Text section

········

Implementation Details

JSON to Tuple Conversion

The json() method converts a JSON request body to a Smile Tuple:

public Tuple json(JsonObject values) throws BadRequestException {
    StructType schema = model.schema();
    if (values.size() < schema.length()) throw new BadRequestException();

    var row = new Object[schema.length()];
    for (int i = 0; i < row.length; i++) {
        row[i] = values.getValue(schema.field(i).name());
    }
    return Tuple.of(schema, row);
}

Key behaviors:

  • Validates that the JSON contains at least as many fields as the schema requires.
  • Extracts values by field name from the JSON object, matching against the model's schema.
  • Constructs a Tuple from the extracted values.

CSV to Tuple Conversion

The csv() method handles comma-separated input:

public Tuple csv(String line) throws BadRequestException {
    var values = line.split(",");
    StructType schema = model.schema();
    if (values.length < schema.length()) throw new BadRequestException();

    try {
        var row = new Object[schema.length()];
        for (int i = 0; i < row.length; i++) {
            row[i] = schema.field(i).valueOf(values[i]);
        }
        return Tuple.of(schema, row);
    } catch (Exception ex) {
        throw new BadRequestException(ex.getMessage());
    }
}

Key behaviors:

  • Splits input on commas.
  • Values are matched by position (not by name).
  • Each string value is converted to the correct type using the schema field's valueOf() method.

········

Recorded data
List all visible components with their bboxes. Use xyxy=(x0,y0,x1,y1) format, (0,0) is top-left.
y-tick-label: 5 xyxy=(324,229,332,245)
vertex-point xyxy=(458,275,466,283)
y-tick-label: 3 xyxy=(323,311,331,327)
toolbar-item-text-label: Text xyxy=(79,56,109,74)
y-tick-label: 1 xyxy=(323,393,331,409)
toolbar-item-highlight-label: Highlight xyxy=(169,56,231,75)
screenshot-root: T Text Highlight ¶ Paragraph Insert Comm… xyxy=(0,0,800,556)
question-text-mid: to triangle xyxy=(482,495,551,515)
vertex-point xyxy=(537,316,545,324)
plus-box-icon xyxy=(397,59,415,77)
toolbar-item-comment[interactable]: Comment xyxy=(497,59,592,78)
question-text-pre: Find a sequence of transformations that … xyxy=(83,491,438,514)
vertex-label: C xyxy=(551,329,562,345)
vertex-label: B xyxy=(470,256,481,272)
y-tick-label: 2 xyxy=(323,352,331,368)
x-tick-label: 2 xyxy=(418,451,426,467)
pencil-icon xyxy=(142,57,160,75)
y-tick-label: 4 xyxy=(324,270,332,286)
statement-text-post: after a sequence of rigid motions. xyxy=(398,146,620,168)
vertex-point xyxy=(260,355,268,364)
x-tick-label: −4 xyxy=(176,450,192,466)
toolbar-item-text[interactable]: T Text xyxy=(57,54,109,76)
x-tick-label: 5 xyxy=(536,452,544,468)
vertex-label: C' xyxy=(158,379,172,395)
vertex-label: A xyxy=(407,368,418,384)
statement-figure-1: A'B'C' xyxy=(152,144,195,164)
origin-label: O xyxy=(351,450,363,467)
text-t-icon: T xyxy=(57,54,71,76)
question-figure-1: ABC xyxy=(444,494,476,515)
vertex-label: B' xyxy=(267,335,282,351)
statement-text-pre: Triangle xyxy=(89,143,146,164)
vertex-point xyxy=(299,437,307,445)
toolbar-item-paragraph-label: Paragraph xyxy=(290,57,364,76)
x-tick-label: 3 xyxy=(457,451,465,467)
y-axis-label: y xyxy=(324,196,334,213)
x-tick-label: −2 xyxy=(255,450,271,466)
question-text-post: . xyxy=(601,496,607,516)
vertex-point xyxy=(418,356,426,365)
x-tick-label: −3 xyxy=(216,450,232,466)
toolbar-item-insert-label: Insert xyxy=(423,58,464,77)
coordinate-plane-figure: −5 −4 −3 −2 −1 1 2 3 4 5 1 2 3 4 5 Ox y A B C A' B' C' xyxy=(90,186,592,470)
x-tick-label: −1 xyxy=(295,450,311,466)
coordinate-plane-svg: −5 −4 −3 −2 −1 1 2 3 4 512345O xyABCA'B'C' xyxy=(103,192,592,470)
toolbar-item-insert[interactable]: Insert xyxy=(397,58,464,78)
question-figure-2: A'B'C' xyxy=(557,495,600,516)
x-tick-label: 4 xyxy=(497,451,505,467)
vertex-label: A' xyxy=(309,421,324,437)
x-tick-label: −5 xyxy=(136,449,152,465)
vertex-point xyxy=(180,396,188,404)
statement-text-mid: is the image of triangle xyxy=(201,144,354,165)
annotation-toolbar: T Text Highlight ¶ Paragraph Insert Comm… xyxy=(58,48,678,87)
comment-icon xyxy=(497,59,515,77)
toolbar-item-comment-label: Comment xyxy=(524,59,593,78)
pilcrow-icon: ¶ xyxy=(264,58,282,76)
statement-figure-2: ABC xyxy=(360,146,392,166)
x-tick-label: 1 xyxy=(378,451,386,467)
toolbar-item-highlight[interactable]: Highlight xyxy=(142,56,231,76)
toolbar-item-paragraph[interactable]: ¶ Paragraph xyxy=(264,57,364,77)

········

Tasks
(1) In the implementation notes, how does the csv() method match input values to schema fields?
(2) For each statement, say whether it agrees with the implementation notes, and quote the deciding words: (a) json() throws a BadRequestException when the JSON has fewer fields than the schema; (b) csv() splits its input on semicolons; (c) csv() reports a failed value conversion as a BadRequestException carrying the exception's message.
The entries have no connection to the implementation notes.

Problem solutions
(1) It matches them by position, not by name.

(2)
(a) Yes: "if (values.size() < schema.length()) throw new BadRequestException();"
(b) No: "Splits input on commas."
(c) Yes: "throw new BadRequestException(ex.getMessage());"